Goal: Check each line of the records below for the word "your" and copy those where it appears.

▼

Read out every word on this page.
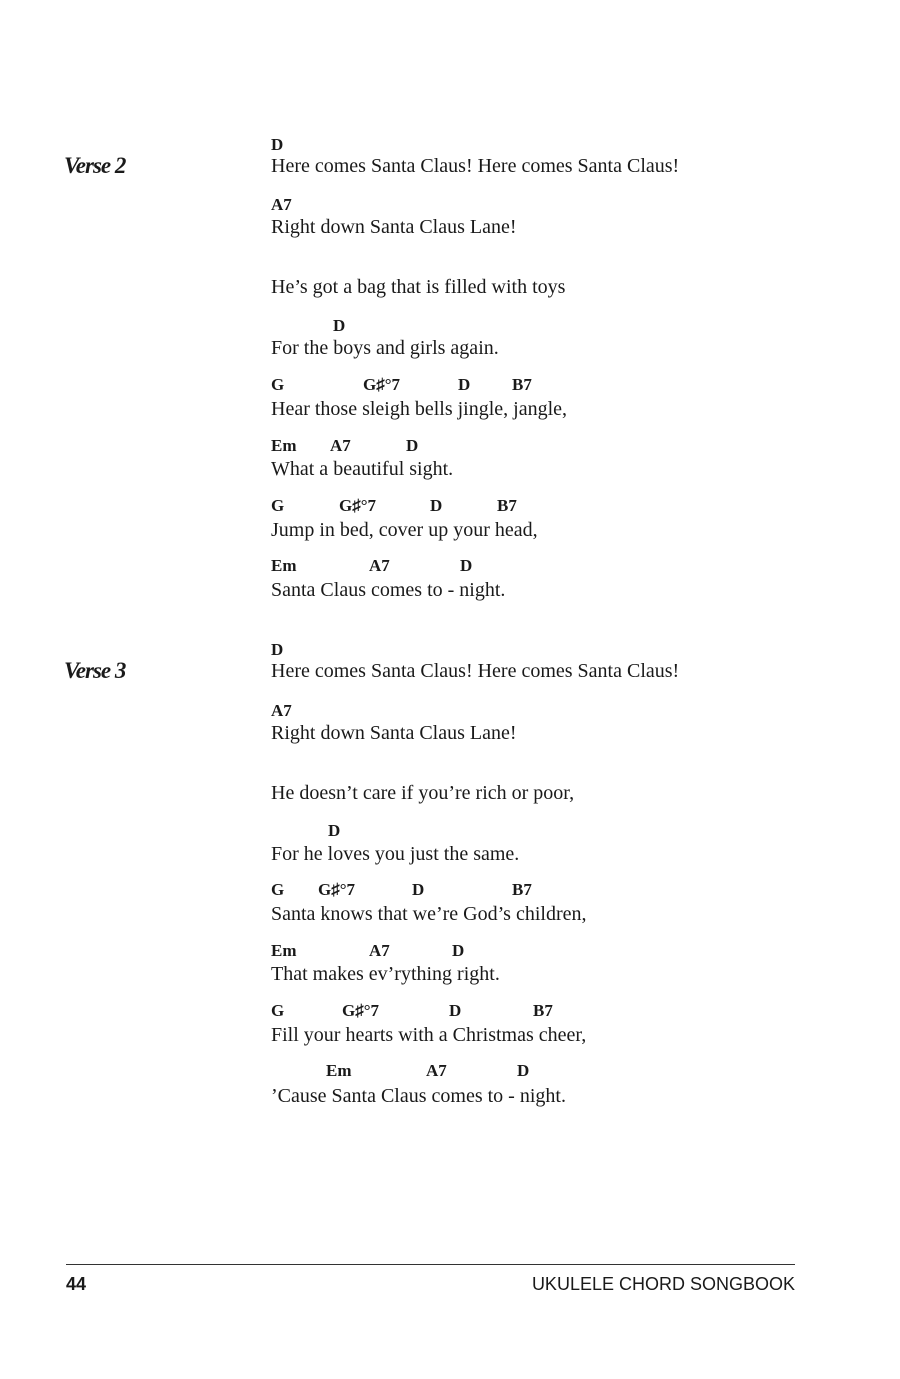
Verse 2
D
Here comes Santa Claus! Here comes Santa Claus!
A7
Right down Santa Claus Lane!
He’s got a bag that is filled with toys
D
For the boys and girls again.
G	G♯°7	D B7
Hear those sleigh bells jingle, jangle,
Em A7	D
What a beautiful sight.
G	G♯°7	D	B7
Jump in bed, cover up your head,
Em	A7	D
Santa Claus comes to - night.
Verse 3
D
Here comes Santa Claus! Here comes Santa Claus!
A7
Right down Santa Claus Lane!
He doesn’t care if you’re rich or poor,
D
For he loves you just the same.
G G♯°7	D	B7
Santa knows that we’re God’s children,
Em	A7	D
That makes ev’rything right.
G	G♯°7	D	B7
Fill your hearts with a Christmas cheer,
Em	A7	D
’Cause Santa Claus comes to - night.
44	UKULELE CHORD SONGBOOK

▲

Reply to the task:
Jump in bed, cover up your head,
Fill your hearts with a Christmas cheer,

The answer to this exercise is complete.